Exercise aim
Below are entries. Pull out all lines containing "wordt".

━━━━━ Material to process ━━━━━

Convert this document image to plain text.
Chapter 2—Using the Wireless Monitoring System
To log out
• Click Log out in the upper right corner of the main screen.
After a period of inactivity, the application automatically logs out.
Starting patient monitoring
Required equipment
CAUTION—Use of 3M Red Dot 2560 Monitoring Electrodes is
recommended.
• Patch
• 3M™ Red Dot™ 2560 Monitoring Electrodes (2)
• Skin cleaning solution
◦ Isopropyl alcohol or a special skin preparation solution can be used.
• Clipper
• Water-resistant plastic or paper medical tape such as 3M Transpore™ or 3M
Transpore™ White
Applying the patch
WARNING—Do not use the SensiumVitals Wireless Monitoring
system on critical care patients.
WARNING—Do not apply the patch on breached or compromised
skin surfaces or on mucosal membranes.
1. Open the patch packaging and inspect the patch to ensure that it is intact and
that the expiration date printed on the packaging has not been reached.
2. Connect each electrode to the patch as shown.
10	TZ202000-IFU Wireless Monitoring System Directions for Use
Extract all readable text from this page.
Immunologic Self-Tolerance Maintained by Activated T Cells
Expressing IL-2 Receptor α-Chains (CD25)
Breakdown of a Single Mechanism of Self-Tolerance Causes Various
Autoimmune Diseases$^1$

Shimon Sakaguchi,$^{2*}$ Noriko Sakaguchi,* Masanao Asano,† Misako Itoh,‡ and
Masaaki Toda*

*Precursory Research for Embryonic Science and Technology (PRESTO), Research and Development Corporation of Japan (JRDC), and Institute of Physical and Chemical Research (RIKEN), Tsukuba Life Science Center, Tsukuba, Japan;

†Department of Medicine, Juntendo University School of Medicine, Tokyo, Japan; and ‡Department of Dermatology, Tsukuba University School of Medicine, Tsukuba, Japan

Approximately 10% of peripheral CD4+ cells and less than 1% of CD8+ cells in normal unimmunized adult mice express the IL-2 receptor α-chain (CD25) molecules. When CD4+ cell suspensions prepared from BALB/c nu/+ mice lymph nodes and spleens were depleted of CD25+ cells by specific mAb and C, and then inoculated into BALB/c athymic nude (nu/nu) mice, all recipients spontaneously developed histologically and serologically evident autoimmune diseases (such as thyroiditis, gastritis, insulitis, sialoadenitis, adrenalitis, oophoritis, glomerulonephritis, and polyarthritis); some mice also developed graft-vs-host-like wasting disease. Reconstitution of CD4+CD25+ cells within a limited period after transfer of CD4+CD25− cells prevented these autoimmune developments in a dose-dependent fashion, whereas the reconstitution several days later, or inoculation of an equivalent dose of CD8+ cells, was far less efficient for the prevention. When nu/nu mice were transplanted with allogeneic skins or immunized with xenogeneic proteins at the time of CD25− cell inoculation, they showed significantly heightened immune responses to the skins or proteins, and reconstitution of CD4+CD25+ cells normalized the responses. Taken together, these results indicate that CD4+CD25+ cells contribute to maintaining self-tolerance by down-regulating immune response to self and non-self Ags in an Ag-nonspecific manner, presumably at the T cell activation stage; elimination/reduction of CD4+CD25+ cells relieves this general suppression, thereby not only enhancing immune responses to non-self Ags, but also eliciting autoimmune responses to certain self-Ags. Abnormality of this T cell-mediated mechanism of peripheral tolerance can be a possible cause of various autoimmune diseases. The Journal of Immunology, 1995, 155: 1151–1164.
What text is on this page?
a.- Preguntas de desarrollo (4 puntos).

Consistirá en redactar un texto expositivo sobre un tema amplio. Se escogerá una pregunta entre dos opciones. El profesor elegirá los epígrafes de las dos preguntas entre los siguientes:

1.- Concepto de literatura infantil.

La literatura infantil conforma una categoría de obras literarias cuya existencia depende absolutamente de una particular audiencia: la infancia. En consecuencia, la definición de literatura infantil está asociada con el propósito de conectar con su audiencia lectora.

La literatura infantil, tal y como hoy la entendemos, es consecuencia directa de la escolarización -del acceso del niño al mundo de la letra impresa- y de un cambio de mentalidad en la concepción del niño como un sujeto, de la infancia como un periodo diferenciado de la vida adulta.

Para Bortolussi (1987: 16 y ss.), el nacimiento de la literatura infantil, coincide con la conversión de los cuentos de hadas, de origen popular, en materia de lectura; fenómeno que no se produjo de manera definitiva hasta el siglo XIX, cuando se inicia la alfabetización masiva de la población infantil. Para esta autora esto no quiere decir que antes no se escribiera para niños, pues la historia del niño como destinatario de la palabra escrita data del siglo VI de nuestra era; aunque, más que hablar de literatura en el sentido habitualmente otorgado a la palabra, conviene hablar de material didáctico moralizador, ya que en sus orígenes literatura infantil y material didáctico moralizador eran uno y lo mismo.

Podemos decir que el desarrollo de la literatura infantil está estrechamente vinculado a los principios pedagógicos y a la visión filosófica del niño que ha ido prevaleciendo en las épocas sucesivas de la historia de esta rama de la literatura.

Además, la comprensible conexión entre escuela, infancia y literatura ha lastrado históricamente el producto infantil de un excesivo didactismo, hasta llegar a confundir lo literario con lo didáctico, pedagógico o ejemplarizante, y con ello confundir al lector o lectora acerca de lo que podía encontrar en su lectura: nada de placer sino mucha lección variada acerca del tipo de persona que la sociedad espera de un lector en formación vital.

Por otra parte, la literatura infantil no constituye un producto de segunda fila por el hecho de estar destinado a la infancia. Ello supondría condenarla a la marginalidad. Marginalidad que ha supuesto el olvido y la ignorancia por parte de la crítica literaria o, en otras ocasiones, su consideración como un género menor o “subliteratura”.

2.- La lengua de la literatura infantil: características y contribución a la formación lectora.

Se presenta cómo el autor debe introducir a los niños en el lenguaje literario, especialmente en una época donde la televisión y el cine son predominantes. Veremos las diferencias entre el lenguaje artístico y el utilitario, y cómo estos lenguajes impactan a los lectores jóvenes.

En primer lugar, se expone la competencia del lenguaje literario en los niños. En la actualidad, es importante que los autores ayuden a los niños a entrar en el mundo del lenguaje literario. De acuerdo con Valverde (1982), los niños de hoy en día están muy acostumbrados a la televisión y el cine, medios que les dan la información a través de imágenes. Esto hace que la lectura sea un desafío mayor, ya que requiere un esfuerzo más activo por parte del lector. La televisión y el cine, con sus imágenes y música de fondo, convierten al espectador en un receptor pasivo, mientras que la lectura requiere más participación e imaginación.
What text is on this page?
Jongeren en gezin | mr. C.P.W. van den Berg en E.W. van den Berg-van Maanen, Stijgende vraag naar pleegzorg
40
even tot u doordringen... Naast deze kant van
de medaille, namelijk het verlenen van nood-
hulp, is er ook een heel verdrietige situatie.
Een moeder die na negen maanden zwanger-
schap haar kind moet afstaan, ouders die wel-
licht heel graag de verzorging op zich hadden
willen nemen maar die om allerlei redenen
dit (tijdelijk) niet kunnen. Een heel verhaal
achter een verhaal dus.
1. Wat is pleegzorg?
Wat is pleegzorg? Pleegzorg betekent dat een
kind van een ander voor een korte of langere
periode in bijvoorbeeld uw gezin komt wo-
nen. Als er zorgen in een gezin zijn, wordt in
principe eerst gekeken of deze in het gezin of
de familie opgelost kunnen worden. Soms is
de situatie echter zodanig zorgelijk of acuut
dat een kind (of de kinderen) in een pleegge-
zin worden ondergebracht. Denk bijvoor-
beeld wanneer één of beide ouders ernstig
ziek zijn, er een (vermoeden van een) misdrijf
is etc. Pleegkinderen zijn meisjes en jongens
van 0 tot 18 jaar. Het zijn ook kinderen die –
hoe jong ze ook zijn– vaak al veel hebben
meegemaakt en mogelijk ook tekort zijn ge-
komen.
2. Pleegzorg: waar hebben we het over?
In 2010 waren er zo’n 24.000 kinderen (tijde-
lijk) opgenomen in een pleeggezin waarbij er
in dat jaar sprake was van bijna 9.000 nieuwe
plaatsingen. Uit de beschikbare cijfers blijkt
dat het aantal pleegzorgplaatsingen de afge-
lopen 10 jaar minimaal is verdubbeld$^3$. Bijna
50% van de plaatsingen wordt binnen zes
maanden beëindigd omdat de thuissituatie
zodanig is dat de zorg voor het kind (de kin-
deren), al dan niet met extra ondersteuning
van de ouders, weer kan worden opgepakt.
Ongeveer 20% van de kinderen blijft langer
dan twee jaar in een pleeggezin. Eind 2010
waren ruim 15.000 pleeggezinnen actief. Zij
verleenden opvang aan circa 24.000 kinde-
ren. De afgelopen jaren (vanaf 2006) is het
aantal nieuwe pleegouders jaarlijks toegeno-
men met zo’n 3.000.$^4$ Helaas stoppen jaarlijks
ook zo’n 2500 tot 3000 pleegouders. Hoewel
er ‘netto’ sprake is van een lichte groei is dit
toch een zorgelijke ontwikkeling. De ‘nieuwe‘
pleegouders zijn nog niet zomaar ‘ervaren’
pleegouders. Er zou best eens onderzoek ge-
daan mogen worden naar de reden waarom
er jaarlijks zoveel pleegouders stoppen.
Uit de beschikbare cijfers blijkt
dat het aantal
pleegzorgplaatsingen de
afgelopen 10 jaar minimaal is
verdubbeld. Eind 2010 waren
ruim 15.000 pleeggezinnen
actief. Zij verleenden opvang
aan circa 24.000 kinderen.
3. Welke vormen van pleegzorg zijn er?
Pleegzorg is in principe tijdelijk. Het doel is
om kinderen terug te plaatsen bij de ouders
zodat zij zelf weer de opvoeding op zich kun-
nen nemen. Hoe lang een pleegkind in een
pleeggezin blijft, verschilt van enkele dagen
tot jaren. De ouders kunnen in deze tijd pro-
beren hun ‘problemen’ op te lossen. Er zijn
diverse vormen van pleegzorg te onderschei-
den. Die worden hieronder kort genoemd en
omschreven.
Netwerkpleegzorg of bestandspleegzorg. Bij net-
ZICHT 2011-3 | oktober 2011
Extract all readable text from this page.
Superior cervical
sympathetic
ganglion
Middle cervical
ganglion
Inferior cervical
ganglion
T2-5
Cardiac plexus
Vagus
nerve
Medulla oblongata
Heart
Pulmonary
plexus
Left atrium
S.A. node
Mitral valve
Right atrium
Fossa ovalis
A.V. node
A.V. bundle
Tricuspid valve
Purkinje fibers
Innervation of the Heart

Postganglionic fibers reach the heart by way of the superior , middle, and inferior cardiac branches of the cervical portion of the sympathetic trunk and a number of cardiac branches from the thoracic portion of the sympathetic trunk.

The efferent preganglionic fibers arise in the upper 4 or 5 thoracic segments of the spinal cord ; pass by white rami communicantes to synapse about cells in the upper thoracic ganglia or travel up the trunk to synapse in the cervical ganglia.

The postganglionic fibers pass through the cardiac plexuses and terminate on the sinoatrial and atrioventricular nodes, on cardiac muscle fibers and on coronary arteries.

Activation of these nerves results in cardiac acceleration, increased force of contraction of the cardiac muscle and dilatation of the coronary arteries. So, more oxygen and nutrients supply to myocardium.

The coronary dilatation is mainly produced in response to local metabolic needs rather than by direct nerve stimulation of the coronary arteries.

━━━━━

Task output
nen. Als er zorgen in een gezin zijn, wordt in
50% van de plaatsingen wordt binnen zes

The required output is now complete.